═════ RECORDS FOR THIS TASK

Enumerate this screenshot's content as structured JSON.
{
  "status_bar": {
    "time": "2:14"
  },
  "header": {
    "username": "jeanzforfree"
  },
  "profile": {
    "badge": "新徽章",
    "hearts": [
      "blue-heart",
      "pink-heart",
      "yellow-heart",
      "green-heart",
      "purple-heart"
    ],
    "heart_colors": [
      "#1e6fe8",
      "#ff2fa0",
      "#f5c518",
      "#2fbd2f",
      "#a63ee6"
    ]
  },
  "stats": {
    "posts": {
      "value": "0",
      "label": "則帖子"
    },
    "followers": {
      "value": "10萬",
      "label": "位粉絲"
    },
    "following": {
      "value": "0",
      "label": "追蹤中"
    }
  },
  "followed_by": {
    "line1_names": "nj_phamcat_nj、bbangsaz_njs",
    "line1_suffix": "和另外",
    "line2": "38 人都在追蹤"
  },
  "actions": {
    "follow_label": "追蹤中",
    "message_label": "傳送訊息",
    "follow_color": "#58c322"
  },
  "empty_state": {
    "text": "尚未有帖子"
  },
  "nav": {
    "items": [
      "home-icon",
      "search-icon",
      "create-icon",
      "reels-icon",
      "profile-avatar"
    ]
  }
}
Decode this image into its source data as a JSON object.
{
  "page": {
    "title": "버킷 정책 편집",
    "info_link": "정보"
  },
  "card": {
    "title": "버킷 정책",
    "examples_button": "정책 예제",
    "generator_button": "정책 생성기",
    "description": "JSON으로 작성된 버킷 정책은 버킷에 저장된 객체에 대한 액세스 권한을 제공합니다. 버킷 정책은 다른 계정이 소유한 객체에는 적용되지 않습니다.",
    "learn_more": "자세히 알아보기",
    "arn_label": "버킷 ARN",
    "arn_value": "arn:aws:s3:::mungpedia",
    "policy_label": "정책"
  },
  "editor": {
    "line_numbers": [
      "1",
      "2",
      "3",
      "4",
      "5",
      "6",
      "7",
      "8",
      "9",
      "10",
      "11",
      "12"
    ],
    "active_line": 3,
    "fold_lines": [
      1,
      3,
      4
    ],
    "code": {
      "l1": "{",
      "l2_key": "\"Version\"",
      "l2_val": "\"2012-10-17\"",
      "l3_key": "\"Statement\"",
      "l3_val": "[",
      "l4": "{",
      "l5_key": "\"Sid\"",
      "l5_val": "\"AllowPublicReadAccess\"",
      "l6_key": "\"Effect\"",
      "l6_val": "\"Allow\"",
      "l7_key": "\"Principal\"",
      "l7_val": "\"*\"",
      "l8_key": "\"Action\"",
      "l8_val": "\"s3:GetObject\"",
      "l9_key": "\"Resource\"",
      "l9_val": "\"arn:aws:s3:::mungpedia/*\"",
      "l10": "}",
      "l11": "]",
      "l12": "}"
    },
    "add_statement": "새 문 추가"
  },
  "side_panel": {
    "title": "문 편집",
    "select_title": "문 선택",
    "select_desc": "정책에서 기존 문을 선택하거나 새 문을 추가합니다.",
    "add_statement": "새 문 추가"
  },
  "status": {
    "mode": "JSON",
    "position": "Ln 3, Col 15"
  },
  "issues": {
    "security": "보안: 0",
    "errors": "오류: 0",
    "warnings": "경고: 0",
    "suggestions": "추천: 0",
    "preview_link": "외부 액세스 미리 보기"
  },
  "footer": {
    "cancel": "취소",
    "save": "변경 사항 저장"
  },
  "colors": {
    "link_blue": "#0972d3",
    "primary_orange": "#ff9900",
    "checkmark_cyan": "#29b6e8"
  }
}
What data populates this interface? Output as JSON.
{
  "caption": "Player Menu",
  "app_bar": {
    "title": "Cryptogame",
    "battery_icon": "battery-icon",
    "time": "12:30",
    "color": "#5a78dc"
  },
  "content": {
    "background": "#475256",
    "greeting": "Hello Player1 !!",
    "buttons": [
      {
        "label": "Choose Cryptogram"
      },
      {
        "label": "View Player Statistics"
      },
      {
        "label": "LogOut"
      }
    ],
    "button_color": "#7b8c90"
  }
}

══════════

*SHORT TASK:*
Reproduce all of the records exactly.

*FULL RESPONSE:*
Enumerate this screenshot's content as structured JSON.
{
  "status_bar": {
    "time": "2:14"
  },
  "header": {
    "username": "jeanzforfree"
  },
  "profile": {
    "badge": "新徽章",
    "hearts": [
      "blue-heart",
      "pink-heart",
      "yellow-heart",
      "green-heart",
      "purple-heart"
    ],
    "heart_colors": [
      "#1e6fe8",
      "#ff2fa0",
      "#f5c518",
      "#2fbd2f",
      "#a63ee6"
    ]
  },
  "stats": {
    "posts": {
      "value": "0",
      "label": "則帖子"
    },
    "followers": {
      "value": "10萬",
      "label": "位粉絲"
    },
    "following": {
      "value": "0",
      "label": "追蹤中"
    }
  },
  "followed_by": {
    "line1_names": "nj_phamcat_nj、bbangsaz_njs",
    "line1_suffix": "和另外",
    "line2": "38 人都在追蹤"
  },
  "actions": {
    "follow_label": "追蹤中",
    "message_label": "傳送訊息",
    "follow_color": "#58c322"
  },
  "empty_state": {
    "text": "尚未有帖子"
  },
  "nav": {
    "items": [
      "home-icon",
      "search-icon",
      "create-icon",
      "reels-icon",
      "profile-avatar"
    ]
  }
}
Decode this image into its source data as a JSON object.
{
  "page": {
    "title": "버킷 정책 편집",
    "info_link": "정보"
  },
  "card": {
    "title": "버킷 정책",
    "examples_button": "정책 예제",
    "generator_button": "정책 생성기",
    "description": "JSON으로 작성된 버킷 정책은 버킷에 저장된 객체에 대한 액세스 권한을 제공합니다. 버킷 정책은 다른 계정이 소유한 객체에는 적용되지 않습니다.",
    "learn_more": "자세히 알아보기",
    "arn_label": "버킷 ARN",
    "arn_value": "arn:aws:s3:::mungpedia",
    "policy_label": "정책"
  },
  "editor": {
    "line_numbers": [
      "1",
      "2",
      "3",
      "4",
      "5",
      "6",
      "7",
      "8",
      "9",
      "10",
      "11",
      "12"
    ],
    "active_line": 3,
    "fold_lines": [
      1,
      3,
      4
    ],
    "code": {
      "l1": "{",
      "l2_key": "\"Version\"",
      "l2_val": "\"2012-10-17\"",
      "l3_key": "\"Statement\"",
      "l3_val": "[",
      "l4": "{",
      "l5_key": "\"Sid\"",
      "l5_val": "\"AllowPublicReadAccess\"",
      "l6_key": "\"Effect\"",
      "l6_val": "\"Allow\"",
      "l7_key": "\"Principal\"",
      "l7_val": "\"*\"",
      "l8_key": "\"Action\"",
      "l8_val": "\"s3:GetObject\"",
      "l9_key": "\"Resource\"",
      "l9_val": "\"arn:aws:s3:::mungpedia/*\"",
      "l10": "}",
      "l11": "]",
      "l12": "}"
    },
    "add_statement": "새 문 추가"
  },
  "side_panel": {
    "title": "문 편집",
    "select_title": "문 선택",
    "select_desc": "정책에서 기존 문을 선택하거나 새 문을 추가합니다.",
    "add_statement": "새 문 추가"
  },
  "status": {
    "mode": "JSON",
    "position": "Ln 3, Col 15"
  },
  "issues": {
    "security": "보안: 0",
    "errors": "오류: 0",
    "warnings": "경고: 0",
    "suggestions": "추천: 0",
    "preview_link": "외부 액세스 미리 보기"
  },
  "footer": {
    "cancel": "취소",
    "save": "변경 사항 저장"
  },
  "colors": {
    "link_blue": "#0972d3",
    "primary_orange": "#ff9900",
    "checkmark_cyan": "#29b6e8"
  }
}
What data populates this interface? Output as JSON.
{
  "caption": "Player Menu",
  "app_bar": {
    "title": "Cryptogame",
    "battery_icon": "battery-icon",
    "time": "12:30",
    "color": "#5a78dc"
  },
  "content": {
    "background": "#475256",
    "greeting": "Hello Player1 !!",
    "buttons": [
      {
        "label": "Choose Cryptogram"
      },
      {
        "label": "View Player Statistics"
      },
      {
        "label": "LogOut"
      }
    ],
    "button_color": "#7b8c90"
  }
}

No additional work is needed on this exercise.